§ DATASET RECORDS:
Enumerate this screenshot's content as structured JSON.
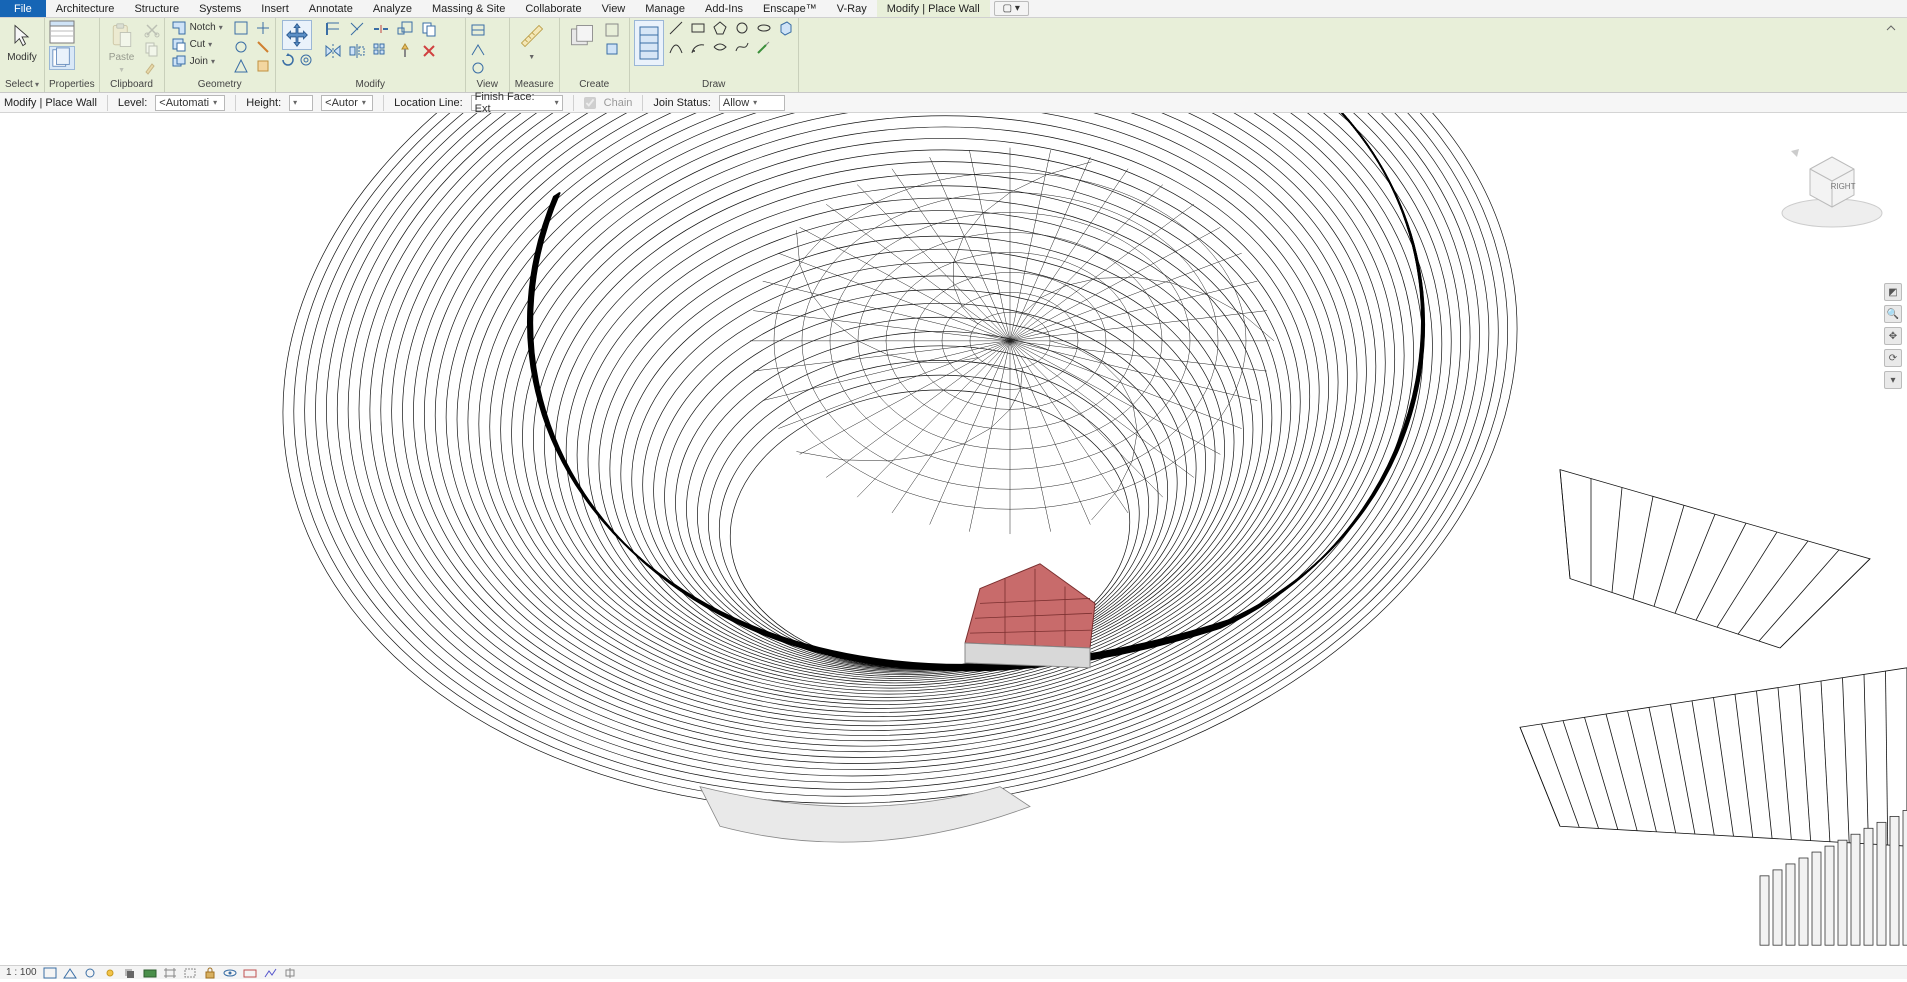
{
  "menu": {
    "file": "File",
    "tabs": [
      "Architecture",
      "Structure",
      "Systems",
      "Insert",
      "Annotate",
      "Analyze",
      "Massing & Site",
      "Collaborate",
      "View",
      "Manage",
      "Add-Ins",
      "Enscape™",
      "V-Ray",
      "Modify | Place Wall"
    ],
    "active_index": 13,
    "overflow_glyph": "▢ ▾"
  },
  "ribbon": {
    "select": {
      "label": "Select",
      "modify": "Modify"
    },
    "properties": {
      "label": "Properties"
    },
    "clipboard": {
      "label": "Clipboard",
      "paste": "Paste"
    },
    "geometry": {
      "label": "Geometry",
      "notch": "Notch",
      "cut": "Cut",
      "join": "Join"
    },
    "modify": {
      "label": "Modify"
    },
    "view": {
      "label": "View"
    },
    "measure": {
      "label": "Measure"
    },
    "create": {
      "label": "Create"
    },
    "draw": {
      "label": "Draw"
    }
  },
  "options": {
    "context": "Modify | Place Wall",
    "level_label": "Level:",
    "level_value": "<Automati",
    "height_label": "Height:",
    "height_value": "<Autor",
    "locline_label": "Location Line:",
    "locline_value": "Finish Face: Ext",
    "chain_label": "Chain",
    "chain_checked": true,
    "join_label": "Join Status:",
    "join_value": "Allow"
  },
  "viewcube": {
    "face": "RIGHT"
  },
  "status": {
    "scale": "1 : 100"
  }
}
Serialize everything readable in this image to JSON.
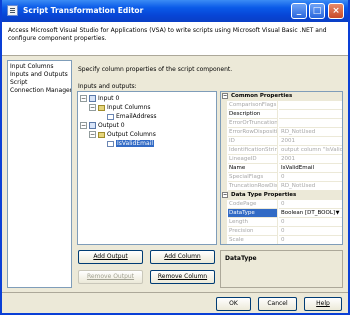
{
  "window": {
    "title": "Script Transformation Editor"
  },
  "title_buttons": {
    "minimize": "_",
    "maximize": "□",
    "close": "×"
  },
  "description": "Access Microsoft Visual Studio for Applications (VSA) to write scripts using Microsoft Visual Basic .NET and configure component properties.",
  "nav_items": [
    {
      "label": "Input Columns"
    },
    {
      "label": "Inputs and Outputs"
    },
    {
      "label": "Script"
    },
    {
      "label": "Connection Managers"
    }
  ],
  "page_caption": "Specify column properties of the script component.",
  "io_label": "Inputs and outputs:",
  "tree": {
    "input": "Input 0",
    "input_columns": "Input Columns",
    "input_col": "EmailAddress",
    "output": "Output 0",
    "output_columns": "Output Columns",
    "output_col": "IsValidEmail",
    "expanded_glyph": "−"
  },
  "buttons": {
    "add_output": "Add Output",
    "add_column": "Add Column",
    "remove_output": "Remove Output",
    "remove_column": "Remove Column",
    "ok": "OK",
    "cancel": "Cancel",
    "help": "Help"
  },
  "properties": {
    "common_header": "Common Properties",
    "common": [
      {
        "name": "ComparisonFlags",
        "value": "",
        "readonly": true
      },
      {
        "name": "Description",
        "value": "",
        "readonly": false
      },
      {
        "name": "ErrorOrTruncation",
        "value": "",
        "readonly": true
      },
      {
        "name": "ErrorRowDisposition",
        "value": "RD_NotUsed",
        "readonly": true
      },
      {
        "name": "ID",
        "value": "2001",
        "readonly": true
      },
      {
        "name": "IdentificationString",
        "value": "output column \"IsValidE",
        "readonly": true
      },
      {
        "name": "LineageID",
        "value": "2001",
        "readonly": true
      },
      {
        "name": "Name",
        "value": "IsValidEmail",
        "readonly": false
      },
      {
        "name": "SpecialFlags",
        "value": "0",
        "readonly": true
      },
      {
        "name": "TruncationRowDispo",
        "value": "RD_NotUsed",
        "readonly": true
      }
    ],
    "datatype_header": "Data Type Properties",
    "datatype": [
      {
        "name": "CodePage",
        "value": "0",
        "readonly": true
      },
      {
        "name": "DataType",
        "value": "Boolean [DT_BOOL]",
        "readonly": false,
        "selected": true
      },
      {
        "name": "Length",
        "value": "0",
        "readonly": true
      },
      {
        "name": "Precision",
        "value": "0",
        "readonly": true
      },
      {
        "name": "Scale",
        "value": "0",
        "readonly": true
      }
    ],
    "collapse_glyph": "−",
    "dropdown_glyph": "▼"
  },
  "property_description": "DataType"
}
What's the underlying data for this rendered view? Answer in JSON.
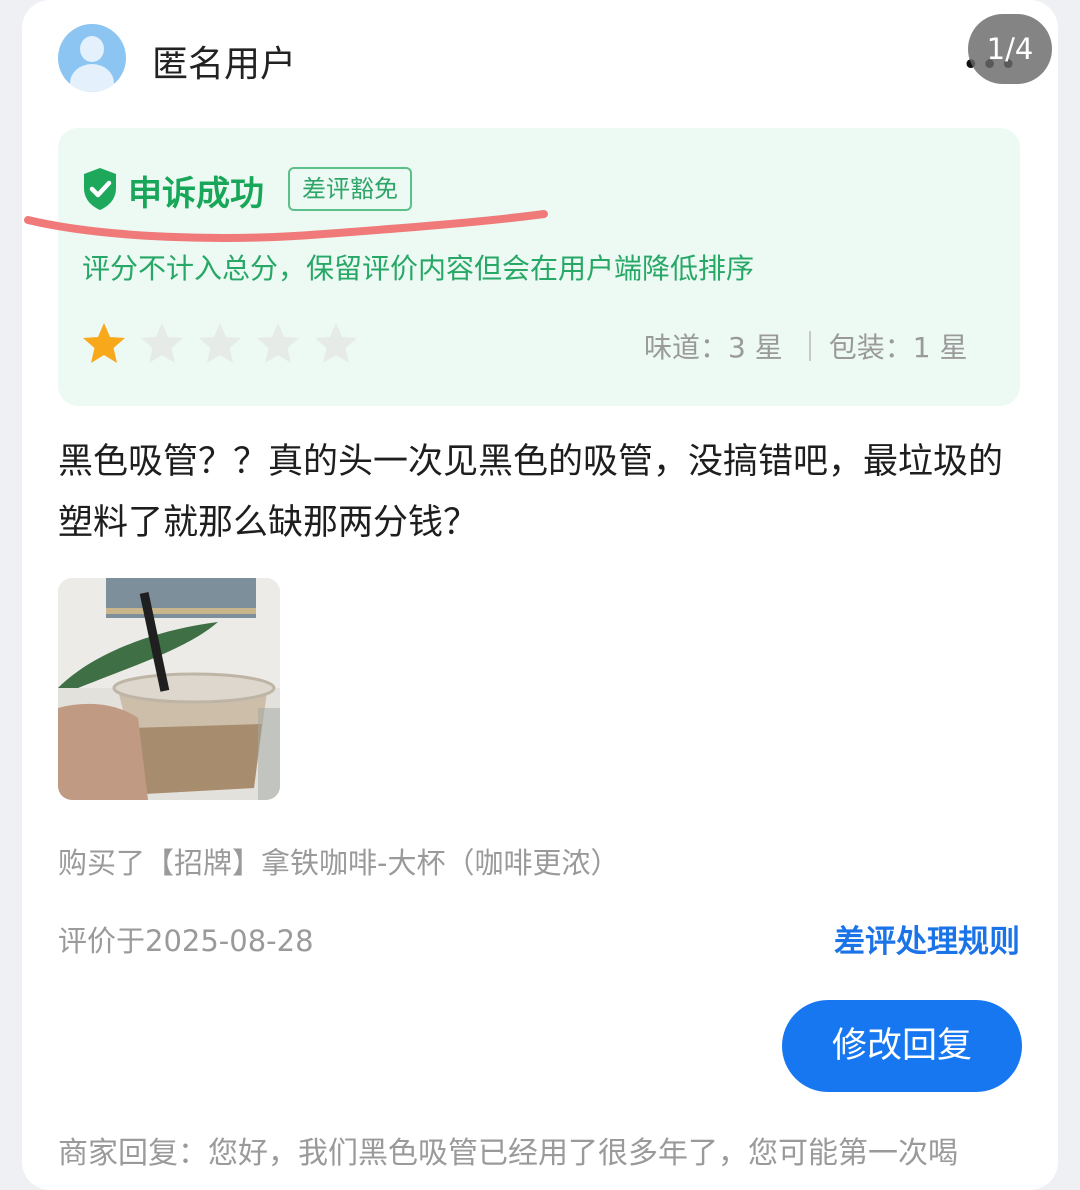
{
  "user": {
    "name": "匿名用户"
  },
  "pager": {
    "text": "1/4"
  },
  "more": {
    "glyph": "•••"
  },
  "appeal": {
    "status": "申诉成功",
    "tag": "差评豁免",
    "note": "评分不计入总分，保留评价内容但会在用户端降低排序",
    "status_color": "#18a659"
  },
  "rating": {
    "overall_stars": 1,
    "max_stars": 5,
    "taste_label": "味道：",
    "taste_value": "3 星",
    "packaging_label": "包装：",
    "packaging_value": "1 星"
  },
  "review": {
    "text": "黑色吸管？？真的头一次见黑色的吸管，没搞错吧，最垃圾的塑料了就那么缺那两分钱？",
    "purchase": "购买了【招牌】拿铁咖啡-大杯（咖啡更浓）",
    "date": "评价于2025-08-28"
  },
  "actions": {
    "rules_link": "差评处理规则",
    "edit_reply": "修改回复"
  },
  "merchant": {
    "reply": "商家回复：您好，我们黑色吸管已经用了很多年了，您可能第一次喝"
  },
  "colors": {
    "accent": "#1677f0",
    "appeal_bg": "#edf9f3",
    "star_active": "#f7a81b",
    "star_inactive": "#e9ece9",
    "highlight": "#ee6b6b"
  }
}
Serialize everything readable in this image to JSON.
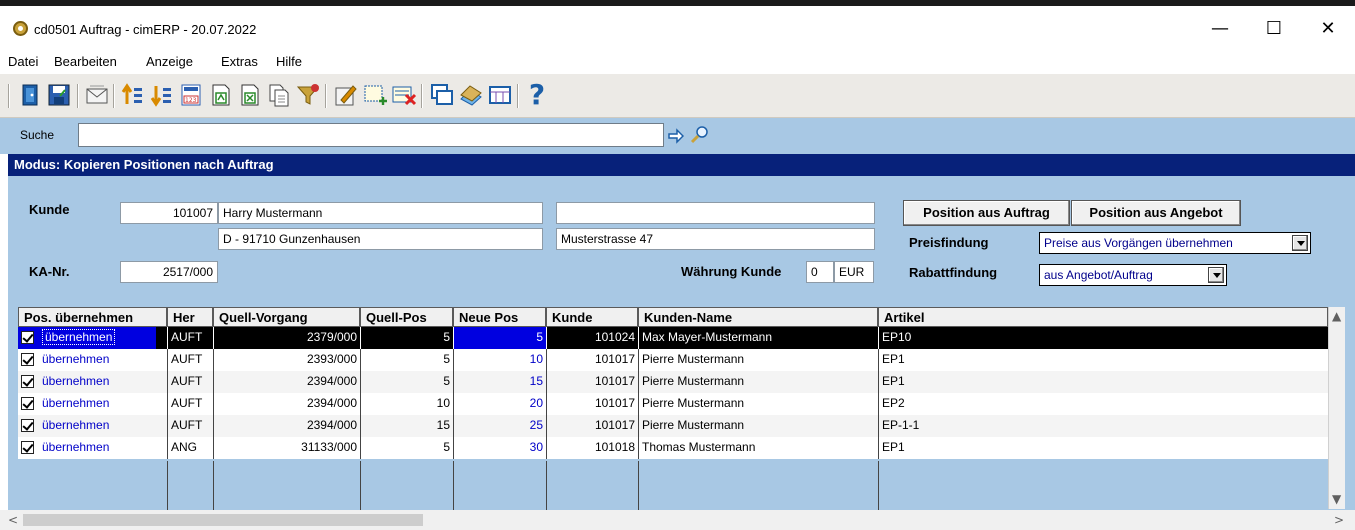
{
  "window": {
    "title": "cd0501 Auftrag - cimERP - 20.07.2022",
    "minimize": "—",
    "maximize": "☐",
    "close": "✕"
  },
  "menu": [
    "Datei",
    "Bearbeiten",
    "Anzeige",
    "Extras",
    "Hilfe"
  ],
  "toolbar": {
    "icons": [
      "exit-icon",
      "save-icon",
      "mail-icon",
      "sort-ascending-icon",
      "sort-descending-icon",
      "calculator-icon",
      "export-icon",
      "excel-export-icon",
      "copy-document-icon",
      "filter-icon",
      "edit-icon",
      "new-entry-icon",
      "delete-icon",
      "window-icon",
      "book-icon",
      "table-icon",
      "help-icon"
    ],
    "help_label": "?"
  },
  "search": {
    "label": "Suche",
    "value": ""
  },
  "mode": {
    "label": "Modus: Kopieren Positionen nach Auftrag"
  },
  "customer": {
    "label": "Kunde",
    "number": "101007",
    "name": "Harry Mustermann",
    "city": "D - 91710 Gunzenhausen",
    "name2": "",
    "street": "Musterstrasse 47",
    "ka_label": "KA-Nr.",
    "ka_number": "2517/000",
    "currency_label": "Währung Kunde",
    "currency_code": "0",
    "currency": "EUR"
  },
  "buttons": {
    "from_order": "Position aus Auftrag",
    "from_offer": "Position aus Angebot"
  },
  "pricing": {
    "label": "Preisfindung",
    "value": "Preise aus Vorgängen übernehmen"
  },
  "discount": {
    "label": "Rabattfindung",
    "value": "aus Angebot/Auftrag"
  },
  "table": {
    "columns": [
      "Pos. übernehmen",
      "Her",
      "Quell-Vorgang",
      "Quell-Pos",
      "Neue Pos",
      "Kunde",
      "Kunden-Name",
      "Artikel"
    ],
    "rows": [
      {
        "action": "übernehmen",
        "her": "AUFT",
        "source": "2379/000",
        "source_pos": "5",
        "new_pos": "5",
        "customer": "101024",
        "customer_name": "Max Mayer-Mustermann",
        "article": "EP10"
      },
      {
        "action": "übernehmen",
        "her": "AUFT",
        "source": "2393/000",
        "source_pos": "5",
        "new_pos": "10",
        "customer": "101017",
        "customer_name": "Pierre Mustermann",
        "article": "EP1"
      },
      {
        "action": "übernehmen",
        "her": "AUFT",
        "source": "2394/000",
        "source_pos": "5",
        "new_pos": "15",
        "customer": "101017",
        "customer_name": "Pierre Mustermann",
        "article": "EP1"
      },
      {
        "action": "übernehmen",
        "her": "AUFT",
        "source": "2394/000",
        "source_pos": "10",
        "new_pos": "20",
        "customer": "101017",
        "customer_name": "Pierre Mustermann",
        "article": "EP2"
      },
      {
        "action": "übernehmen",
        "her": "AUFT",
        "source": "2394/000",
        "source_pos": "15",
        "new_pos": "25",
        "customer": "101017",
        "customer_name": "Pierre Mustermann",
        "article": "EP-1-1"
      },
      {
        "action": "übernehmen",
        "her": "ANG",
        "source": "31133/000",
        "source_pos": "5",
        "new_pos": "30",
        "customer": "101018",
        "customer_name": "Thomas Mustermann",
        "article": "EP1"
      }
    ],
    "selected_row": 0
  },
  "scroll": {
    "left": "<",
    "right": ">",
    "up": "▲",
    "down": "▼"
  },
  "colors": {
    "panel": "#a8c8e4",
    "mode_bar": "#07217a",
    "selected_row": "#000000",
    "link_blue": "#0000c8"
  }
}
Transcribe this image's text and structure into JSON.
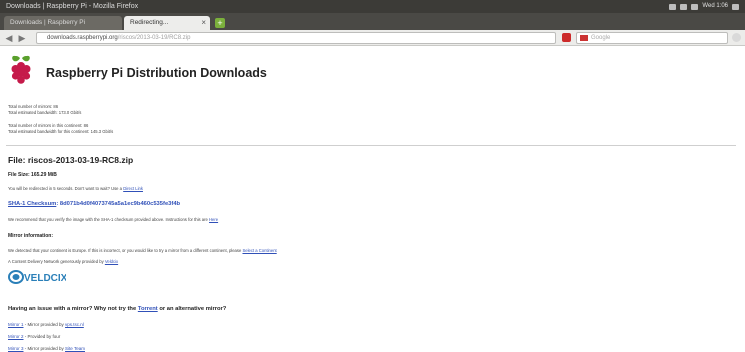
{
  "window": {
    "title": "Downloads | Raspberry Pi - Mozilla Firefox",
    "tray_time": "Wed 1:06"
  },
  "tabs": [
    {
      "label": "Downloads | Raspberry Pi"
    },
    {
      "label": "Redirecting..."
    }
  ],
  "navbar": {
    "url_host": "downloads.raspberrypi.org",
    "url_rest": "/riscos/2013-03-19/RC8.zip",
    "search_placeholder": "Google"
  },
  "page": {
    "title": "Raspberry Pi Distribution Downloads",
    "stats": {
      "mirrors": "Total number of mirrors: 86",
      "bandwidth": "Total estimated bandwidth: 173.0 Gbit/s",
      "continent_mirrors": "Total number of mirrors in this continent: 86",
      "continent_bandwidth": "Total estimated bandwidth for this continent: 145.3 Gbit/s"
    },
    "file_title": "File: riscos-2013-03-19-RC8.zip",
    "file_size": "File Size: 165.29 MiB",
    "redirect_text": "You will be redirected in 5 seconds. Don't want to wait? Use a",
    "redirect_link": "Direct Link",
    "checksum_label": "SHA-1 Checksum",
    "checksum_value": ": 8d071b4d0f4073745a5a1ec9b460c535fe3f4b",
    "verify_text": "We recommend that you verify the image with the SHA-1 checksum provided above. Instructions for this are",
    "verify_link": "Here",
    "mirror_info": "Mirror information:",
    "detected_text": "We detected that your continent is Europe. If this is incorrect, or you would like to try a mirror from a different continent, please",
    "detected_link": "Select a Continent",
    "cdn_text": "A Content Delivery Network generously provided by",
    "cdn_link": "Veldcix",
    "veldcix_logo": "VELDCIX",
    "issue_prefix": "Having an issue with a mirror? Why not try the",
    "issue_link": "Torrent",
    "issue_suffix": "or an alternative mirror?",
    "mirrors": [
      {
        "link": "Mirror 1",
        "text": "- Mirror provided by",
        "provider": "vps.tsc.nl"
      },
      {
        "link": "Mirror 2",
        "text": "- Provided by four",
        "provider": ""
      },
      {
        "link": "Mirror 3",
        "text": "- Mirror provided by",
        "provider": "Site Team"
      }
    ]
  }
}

§ WHAT YOU ARE ASKED TO DO: Pull every line holding "Wall" out of the records.

§ RESPONSE TO THE EXERCISE:
      "Modify | Place Wall"
    "context": "Modify | Place Wall",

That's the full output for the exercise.